§ DATA SUPPLIED
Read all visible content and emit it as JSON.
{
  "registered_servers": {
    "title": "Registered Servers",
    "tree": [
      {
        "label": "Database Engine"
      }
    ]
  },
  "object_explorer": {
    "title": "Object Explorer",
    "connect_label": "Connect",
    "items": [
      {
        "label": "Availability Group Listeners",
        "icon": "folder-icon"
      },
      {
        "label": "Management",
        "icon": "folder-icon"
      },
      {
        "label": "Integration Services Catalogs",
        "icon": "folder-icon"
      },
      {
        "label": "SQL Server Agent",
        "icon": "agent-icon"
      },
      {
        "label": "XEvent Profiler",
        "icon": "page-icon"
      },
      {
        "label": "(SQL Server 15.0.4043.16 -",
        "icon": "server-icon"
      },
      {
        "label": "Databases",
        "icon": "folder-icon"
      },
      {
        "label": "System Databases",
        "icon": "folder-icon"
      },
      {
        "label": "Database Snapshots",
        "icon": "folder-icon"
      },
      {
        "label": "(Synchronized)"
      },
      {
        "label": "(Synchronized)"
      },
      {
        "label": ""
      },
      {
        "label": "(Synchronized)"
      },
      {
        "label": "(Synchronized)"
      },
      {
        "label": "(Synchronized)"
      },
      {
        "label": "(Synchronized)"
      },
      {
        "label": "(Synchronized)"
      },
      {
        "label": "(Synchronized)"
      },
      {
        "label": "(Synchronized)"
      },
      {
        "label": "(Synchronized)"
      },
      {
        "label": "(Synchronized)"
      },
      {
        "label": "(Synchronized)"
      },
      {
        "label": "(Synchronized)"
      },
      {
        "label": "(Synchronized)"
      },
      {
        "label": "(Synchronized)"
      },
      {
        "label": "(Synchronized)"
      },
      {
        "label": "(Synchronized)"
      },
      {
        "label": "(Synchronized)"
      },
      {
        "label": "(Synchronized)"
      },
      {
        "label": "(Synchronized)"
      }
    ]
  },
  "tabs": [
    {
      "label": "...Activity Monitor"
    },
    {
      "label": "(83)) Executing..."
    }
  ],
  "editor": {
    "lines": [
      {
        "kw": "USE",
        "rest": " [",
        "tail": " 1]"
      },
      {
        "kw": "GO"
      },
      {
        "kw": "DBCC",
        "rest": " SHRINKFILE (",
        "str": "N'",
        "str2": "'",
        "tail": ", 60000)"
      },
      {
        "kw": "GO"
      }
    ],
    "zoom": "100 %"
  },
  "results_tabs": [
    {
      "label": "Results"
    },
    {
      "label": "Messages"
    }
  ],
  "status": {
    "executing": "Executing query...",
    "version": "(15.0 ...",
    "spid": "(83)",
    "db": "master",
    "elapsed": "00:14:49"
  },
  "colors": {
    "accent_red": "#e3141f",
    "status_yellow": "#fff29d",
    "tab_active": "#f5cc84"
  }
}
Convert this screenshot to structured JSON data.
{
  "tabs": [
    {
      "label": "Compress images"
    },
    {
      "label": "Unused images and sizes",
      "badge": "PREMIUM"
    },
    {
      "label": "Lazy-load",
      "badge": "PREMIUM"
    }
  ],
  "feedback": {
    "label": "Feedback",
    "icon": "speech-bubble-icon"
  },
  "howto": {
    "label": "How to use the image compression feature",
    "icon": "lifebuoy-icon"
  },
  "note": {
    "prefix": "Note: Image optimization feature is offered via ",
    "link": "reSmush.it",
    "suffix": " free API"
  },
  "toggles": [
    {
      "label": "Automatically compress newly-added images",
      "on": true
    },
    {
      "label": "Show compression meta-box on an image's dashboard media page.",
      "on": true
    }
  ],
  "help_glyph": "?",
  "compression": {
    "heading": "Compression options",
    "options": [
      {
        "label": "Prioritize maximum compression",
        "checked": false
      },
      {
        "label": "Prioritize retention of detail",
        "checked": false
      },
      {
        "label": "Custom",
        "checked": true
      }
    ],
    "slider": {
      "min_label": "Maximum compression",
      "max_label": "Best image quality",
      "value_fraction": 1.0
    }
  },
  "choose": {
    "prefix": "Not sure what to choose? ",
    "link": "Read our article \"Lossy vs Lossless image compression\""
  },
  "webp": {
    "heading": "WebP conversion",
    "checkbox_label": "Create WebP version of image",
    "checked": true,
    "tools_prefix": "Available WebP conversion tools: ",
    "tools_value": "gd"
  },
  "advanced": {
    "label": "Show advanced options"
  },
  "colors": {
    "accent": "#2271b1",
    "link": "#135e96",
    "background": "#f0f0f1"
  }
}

§ TASK GOAL
Each line above that holds the string "page" should be copied and shown.

§ FINISHED TASK
        "icon": "page-icon"
      "label": "Show compression meta-box on an image's dashboard media page.",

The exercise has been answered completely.